───── Information provided ─────

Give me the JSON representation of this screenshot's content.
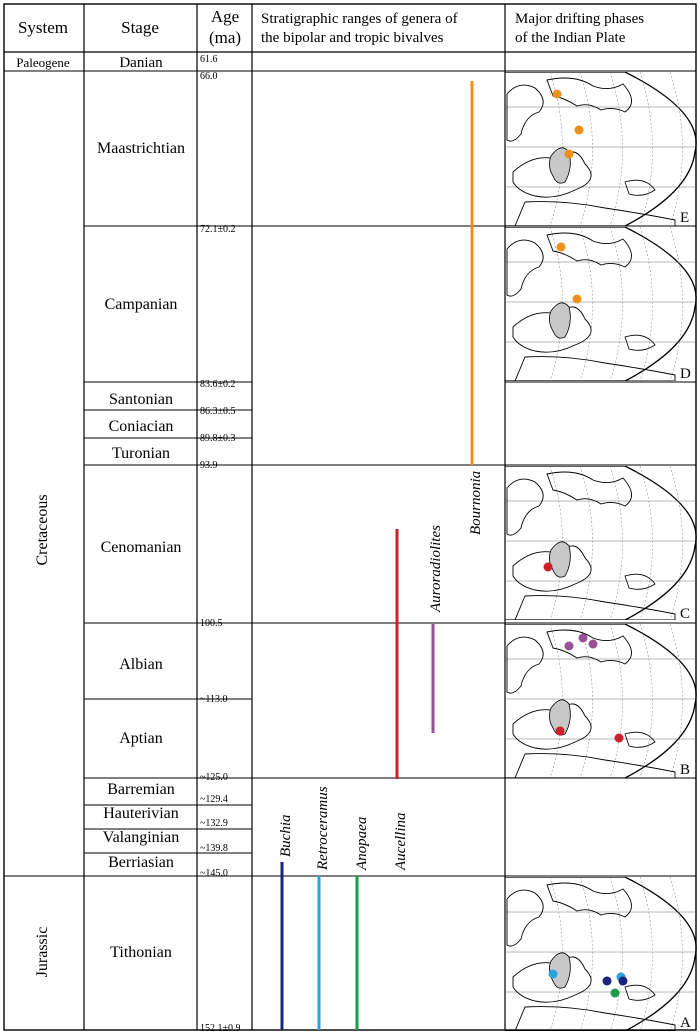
{
  "header": {
    "system": "System",
    "stage": "Stage",
    "age_line1": "Age",
    "age_line2": "(ma)",
    "ranges_line1": "Stratigraphic ranges of genera of",
    "ranges_line2": "the bipolar and tropic bivalves",
    "phases_line1": "Major drifting phases",
    "phases_line2": "of the Indian Plate"
  },
  "systems": [
    "Paleogene",
    "Cretaceous",
    "Jurassic"
  ],
  "stages": [
    "Danian",
    "Maastrichtian",
    "Campanian",
    "Santonian",
    "Coniacian",
    "Turonian",
    "Cenomanian",
    "Albian",
    "Aptian",
    "Barremian",
    "Hauterivian",
    "Valanginian",
    "Berriasian",
    "Tithonian"
  ],
  "ages": [
    "61.6",
    "66.0",
    "72.1±0.2",
    "83.6±0.2",
    "86.3±0.5",
    "89.8±0.3",
    "93.9",
    "100.5",
    "~113.0",
    "~125.0",
    "~129.4",
    "~132.9",
    "~139.8",
    "~145.0",
    "152.1±0.9"
  ],
  "genera": [
    {
      "name": "Buchia",
      "color": "#1a237e",
      "range": "Berriasian–Tithonian"
    },
    {
      "name": "Retroceramus",
      "color": "#29a3d9",
      "range": "Berriasian–Tithonian"
    },
    {
      "name": "Anopaea",
      "color": "#1f9a4a",
      "range": "Berriasian–Tithonian"
    },
    {
      "name": "Aucellina",
      "color": "#cc1f2a",
      "range": "Barremian–Cenomanian"
    },
    {
      "name": "Auroradiolites",
      "color": "#9b4f96",
      "range": "Aptian–Albian"
    },
    {
      "name": "Bournonia",
      "color": "#f0901c",
      "range": "Turonian–Maastrichtian"
    }
  ],
  "maps": [
    {
      "label": "E",
      "stage": "Maastrichtian"
    },
    {
      "label": "D",
      "stage": "Campanian"
    },
    {
      "label": "C",
      "stage": "Cenomanian"
    },
    {
      "label": "B",
      "stage": "Albian–Aptian"
    },
    {
      "label": "A",
      "stage": "Tithonian"
    }
  ],
  "colors": {
    "map_land": "#c8c8c8",
    "border": "#000000",
    "graticule": "#777777"
  }
}
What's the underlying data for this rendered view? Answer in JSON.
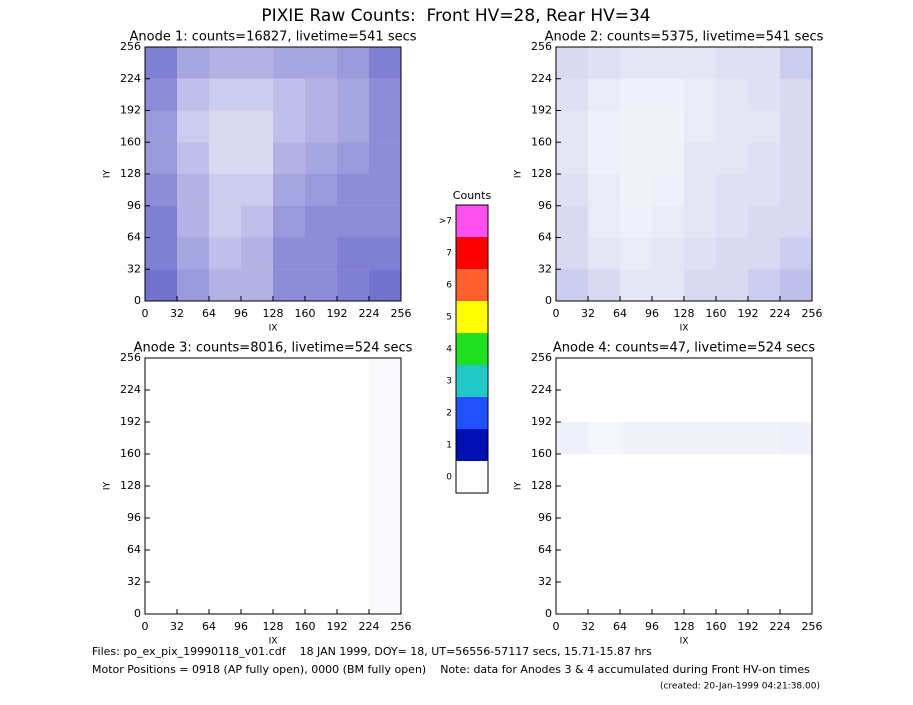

─────

Task description
From the listing above, pick out every line containing "Aptian".

Answer for this exercise
    "Aptian",
      "range": "Aptian–Albian"
      "stage": "Albian–Aptian"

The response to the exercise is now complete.